» What this task involves
From the records, pick out and copy each line containing "content".

[START Records supplied]

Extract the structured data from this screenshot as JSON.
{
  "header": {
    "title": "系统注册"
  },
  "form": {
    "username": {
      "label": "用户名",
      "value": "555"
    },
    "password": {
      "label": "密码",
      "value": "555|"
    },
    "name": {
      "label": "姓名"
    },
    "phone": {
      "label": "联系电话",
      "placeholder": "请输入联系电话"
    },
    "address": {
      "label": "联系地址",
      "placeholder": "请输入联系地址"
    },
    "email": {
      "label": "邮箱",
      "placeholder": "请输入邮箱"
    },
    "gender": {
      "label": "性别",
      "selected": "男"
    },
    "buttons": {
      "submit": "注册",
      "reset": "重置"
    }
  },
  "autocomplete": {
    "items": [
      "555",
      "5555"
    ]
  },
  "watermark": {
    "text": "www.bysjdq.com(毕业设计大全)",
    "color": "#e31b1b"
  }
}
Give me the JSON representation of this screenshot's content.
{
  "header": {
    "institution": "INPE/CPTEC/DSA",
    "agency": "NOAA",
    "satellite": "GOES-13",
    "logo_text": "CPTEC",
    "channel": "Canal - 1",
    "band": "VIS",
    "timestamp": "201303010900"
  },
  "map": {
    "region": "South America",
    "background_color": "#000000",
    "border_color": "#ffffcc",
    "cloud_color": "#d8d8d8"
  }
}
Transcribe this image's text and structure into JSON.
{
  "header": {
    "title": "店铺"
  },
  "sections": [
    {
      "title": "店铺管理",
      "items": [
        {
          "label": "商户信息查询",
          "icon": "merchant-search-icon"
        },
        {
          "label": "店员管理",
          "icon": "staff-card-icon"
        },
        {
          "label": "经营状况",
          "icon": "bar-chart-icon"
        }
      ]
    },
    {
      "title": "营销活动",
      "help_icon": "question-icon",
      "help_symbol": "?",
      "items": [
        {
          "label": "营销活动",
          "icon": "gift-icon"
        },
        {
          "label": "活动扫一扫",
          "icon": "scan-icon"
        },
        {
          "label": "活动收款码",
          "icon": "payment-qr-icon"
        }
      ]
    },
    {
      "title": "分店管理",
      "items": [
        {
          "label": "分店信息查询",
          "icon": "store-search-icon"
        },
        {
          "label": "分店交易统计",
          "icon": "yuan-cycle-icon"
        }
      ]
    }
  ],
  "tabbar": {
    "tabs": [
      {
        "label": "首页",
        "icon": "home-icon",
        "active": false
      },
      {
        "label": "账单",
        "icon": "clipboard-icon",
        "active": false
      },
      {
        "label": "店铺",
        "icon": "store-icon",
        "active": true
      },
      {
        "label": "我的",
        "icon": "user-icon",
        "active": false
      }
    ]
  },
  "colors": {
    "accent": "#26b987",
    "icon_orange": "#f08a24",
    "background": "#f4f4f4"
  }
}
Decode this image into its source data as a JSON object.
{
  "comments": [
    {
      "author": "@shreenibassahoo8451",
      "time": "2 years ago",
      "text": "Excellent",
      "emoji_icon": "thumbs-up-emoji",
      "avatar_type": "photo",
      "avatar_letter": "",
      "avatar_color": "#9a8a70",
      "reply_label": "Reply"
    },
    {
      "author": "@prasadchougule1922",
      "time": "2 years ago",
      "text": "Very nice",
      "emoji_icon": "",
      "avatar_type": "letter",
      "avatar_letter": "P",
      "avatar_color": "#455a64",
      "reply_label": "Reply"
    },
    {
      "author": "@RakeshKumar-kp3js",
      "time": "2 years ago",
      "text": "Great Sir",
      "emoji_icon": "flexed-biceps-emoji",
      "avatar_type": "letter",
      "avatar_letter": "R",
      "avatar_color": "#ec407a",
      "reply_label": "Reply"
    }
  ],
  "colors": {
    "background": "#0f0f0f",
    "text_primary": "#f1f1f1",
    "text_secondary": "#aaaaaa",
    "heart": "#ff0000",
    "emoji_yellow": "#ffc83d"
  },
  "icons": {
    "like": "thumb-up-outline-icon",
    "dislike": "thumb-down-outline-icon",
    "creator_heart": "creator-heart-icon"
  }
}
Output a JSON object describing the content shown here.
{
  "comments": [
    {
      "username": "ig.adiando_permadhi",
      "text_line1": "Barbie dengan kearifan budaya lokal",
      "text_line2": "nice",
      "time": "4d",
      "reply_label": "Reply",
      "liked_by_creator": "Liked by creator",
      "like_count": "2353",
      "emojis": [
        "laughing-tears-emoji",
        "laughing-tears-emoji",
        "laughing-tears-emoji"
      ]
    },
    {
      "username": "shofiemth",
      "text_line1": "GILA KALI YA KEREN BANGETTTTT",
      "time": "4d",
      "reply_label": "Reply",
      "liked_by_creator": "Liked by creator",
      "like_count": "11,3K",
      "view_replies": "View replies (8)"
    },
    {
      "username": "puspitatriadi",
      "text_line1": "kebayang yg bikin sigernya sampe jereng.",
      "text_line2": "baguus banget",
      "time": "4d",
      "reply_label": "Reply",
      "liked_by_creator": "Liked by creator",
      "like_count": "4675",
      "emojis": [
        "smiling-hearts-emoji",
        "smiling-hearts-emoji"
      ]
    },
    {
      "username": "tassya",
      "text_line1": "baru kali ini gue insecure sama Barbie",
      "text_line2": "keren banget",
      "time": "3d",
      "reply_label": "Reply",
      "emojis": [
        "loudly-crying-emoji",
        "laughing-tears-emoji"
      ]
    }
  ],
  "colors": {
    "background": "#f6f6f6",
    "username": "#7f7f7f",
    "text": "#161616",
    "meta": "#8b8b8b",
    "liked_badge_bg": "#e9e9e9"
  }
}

[END Records supplied]

» Task solution
Give me the JSON representation of this screenshot's content.
Output a JSON object describing the content shown here.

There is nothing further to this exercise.